Exercise aim. Select all lines in the records that include "Delivery".

--------------------

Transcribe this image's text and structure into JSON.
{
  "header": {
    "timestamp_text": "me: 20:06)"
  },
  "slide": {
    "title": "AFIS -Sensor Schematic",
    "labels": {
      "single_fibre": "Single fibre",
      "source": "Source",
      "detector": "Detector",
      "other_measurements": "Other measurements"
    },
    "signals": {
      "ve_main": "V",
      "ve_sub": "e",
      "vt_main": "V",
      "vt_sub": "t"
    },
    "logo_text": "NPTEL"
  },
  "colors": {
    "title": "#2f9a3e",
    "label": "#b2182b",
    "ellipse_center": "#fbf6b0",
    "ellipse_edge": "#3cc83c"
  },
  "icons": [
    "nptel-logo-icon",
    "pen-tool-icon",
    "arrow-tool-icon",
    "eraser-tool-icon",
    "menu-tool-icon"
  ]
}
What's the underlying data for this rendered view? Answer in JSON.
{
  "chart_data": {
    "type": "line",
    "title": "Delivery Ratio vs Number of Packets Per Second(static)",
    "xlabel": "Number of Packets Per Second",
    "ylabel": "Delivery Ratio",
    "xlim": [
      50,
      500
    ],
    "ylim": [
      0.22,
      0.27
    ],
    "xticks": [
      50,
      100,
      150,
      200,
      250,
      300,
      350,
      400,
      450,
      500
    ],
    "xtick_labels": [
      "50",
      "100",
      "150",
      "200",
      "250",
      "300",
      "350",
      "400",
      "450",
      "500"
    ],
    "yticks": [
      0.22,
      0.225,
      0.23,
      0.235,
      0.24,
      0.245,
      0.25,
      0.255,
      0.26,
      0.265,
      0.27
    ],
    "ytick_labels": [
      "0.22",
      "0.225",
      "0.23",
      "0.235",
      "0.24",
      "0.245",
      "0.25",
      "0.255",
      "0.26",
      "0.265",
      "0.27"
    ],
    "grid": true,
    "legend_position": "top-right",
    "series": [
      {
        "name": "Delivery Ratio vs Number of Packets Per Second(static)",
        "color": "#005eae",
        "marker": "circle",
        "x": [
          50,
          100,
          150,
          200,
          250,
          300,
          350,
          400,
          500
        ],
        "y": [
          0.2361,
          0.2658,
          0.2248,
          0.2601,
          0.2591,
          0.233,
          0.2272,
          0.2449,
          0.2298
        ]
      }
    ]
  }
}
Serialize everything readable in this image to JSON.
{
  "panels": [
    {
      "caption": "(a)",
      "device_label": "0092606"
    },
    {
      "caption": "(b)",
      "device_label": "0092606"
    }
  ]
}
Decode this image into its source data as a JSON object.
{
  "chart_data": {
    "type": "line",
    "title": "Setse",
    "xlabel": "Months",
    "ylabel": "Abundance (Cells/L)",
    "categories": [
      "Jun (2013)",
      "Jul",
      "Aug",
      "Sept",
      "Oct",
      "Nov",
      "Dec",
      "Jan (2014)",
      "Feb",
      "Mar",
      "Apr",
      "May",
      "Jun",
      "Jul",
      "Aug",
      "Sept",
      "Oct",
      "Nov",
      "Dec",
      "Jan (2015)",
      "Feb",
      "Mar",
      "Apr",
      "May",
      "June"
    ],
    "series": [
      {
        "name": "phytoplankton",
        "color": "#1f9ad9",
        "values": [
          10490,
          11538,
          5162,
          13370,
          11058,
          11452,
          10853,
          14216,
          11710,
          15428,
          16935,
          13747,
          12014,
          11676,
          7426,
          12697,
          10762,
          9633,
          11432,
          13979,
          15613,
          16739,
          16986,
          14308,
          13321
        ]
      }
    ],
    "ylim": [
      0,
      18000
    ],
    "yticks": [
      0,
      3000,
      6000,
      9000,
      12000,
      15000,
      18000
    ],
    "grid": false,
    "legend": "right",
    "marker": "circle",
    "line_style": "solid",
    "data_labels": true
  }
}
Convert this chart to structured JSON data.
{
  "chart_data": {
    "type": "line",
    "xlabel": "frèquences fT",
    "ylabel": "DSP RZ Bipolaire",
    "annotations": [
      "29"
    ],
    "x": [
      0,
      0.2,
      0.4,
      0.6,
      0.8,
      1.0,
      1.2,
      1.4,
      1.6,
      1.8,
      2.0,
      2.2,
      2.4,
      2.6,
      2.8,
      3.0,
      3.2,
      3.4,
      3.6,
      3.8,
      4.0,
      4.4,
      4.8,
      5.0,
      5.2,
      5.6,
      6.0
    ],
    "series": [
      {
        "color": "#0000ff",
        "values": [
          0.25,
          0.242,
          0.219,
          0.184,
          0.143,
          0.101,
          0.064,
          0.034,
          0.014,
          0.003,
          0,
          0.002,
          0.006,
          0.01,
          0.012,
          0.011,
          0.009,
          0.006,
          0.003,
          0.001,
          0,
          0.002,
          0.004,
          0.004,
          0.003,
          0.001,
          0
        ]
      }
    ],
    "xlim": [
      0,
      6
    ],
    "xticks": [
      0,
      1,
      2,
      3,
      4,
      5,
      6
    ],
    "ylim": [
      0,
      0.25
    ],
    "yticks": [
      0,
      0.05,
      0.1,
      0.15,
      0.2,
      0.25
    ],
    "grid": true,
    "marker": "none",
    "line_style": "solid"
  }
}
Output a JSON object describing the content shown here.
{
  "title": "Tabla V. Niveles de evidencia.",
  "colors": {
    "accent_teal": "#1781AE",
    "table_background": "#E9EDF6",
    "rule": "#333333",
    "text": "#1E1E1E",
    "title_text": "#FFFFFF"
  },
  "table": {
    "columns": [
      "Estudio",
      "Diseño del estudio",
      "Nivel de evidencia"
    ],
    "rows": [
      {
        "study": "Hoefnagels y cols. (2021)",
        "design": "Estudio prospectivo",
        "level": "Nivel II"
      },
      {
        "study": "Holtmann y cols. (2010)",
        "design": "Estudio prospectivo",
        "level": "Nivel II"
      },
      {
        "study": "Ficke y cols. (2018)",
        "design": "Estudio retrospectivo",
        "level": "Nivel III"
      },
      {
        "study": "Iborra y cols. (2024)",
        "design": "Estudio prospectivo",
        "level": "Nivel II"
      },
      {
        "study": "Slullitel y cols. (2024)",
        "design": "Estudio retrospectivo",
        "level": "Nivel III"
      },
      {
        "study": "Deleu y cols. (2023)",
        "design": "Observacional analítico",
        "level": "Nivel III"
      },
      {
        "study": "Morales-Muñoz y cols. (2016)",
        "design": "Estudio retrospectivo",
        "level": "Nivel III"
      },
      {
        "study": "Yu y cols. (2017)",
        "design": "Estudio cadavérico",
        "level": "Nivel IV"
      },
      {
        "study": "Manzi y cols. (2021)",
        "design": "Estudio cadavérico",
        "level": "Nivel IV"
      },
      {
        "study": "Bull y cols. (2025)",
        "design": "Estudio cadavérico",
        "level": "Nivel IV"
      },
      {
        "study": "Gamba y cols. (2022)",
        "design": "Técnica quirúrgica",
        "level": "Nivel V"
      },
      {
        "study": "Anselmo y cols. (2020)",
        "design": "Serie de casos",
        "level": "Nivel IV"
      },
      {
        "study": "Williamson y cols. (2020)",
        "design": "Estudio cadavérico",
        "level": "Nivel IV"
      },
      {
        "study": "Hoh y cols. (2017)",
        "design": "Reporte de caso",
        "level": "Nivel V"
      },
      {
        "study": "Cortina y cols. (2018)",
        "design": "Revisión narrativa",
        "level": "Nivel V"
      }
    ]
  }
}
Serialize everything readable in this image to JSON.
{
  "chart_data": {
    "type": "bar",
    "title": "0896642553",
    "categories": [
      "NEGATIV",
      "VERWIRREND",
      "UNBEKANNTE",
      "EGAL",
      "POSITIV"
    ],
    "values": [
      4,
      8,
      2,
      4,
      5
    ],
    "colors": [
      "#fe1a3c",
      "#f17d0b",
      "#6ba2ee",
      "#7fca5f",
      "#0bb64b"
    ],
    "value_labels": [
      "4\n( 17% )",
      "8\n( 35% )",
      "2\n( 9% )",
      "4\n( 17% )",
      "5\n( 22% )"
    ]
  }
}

--------------------

Correct answer.
    "title": "Delivery Ratio vs Number of Packets Per Second(static)",
    "ylabel": "Delivery Ratio",
        "name": "Delivery Ratio vs Number of Packets Per Second(static)",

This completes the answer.